■ **Goal**
Look through the data below and report how many lines include "Gold". Only the number should be given.

■ **Task data**

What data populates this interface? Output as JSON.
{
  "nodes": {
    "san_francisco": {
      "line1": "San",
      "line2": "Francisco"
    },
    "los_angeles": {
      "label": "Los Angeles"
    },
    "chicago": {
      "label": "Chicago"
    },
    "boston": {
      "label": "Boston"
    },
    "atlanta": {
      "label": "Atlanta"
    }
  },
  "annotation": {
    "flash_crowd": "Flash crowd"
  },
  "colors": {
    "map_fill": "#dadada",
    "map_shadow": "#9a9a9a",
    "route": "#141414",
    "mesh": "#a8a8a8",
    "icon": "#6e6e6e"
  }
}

---

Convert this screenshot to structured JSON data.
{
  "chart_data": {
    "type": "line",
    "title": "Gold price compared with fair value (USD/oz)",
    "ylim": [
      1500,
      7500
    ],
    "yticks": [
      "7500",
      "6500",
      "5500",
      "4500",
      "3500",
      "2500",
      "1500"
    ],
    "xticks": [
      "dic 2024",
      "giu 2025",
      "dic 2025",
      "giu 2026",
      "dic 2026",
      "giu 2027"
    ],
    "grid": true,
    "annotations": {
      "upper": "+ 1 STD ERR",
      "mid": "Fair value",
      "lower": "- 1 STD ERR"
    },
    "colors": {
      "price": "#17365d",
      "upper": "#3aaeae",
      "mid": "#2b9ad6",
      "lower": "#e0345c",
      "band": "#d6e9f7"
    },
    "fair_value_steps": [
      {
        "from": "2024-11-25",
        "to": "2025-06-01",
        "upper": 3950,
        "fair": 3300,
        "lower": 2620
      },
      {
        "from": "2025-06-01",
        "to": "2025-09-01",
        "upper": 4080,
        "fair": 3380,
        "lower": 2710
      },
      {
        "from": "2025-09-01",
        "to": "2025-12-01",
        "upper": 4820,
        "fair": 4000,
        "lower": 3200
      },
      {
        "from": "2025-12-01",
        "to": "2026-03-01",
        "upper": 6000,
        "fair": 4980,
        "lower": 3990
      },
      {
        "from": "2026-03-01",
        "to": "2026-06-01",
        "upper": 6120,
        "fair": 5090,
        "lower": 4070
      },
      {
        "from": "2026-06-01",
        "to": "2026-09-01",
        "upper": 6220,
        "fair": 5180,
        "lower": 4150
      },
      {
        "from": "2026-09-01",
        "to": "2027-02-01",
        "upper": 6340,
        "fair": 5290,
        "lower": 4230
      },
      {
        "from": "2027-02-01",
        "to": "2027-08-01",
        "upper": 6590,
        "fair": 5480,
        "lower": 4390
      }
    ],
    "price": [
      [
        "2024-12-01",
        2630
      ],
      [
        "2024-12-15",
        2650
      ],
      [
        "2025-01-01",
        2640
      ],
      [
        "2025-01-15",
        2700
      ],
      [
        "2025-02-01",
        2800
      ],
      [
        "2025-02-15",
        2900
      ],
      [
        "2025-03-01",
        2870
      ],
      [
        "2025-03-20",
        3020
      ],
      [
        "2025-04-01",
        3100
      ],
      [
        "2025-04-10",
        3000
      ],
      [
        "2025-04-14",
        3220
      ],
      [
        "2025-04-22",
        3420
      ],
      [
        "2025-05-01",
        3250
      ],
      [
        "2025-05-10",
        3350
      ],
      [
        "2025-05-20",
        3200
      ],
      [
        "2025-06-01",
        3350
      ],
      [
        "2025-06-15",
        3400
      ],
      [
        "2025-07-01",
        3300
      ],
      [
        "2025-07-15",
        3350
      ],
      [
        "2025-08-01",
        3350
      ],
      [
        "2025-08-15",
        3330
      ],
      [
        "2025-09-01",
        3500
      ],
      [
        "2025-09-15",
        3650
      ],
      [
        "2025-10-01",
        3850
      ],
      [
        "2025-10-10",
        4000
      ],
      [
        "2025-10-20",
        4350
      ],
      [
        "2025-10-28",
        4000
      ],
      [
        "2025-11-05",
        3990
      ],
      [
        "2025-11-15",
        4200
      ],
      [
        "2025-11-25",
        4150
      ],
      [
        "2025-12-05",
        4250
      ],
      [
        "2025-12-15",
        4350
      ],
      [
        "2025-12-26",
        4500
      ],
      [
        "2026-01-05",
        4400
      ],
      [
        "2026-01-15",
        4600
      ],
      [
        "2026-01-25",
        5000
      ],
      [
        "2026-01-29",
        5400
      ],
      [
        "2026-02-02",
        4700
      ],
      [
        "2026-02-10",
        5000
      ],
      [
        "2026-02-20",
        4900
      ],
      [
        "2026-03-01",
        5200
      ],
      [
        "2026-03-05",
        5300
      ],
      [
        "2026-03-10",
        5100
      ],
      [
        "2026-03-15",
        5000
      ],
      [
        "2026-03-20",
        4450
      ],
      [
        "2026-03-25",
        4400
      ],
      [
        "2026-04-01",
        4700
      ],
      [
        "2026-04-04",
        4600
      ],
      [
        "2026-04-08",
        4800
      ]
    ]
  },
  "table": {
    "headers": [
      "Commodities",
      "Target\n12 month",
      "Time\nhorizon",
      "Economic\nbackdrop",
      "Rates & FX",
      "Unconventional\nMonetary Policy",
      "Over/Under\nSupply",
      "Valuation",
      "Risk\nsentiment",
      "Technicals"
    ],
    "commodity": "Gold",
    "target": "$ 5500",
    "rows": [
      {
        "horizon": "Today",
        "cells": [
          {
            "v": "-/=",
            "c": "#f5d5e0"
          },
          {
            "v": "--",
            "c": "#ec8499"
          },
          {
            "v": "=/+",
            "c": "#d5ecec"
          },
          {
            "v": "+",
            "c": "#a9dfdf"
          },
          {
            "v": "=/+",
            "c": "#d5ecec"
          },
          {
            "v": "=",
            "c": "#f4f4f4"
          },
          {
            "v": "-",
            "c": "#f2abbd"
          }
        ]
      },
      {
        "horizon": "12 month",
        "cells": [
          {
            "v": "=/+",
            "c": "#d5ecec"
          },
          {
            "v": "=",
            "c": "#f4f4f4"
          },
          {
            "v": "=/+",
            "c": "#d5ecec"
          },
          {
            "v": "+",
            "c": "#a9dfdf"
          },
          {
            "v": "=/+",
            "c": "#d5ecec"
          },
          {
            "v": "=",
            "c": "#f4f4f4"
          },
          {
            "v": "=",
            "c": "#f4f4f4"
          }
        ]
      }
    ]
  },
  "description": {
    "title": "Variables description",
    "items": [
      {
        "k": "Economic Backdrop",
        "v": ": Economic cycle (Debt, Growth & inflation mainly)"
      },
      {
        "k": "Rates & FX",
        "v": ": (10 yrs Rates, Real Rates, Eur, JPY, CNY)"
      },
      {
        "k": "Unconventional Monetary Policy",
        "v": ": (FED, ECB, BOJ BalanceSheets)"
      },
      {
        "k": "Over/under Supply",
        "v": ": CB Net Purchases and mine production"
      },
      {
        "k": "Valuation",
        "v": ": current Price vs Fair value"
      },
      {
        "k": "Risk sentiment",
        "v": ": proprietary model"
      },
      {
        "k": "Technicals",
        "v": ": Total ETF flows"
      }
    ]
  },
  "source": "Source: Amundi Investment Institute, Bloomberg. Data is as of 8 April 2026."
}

■ **The output**
2